[Saved entries]
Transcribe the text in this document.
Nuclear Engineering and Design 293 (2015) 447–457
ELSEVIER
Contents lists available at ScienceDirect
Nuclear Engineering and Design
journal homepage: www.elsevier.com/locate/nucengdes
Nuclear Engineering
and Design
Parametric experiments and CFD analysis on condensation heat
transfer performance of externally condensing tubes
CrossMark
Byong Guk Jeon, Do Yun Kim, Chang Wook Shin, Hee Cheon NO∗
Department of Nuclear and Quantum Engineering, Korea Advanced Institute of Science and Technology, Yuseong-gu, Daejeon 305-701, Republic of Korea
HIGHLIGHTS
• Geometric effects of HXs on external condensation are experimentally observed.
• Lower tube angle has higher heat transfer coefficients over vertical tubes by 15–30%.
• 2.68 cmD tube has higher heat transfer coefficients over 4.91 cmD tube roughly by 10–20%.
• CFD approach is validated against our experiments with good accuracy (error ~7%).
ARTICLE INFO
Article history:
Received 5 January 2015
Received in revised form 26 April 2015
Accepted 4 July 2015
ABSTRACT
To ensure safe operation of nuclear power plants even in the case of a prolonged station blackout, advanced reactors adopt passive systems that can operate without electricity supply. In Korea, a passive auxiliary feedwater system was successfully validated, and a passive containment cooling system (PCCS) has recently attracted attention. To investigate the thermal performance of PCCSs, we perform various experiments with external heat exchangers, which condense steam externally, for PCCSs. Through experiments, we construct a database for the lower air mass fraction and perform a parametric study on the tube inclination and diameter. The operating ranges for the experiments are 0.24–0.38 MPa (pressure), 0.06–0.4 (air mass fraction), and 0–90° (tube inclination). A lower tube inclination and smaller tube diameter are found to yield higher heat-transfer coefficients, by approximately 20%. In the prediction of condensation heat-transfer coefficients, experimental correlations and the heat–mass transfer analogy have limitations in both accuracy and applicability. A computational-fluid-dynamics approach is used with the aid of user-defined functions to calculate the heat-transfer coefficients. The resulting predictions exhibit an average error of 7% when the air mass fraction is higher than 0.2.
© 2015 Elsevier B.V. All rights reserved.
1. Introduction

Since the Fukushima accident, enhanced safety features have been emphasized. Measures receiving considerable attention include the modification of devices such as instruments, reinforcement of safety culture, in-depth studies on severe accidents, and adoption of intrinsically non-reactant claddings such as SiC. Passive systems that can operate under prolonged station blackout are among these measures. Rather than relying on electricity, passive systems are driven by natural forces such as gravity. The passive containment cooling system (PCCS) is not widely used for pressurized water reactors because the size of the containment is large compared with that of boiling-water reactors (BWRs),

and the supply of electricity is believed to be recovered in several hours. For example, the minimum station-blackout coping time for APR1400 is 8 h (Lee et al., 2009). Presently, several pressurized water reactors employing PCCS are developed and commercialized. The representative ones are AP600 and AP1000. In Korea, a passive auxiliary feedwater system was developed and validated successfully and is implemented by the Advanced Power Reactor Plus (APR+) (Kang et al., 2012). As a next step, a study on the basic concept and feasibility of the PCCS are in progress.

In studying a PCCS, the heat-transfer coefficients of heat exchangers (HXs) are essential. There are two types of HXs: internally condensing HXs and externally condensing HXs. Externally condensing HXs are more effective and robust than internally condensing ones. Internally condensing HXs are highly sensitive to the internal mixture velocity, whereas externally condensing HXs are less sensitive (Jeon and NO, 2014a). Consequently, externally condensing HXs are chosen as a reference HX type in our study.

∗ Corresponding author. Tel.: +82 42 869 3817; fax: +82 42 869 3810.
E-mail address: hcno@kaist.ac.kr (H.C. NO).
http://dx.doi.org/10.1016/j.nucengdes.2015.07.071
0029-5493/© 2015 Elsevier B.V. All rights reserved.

• [DIRECTION]
Give the number of lines containing the word "rights". No other answer is needed.

• [RESULT OF THIS EXERCISE]
2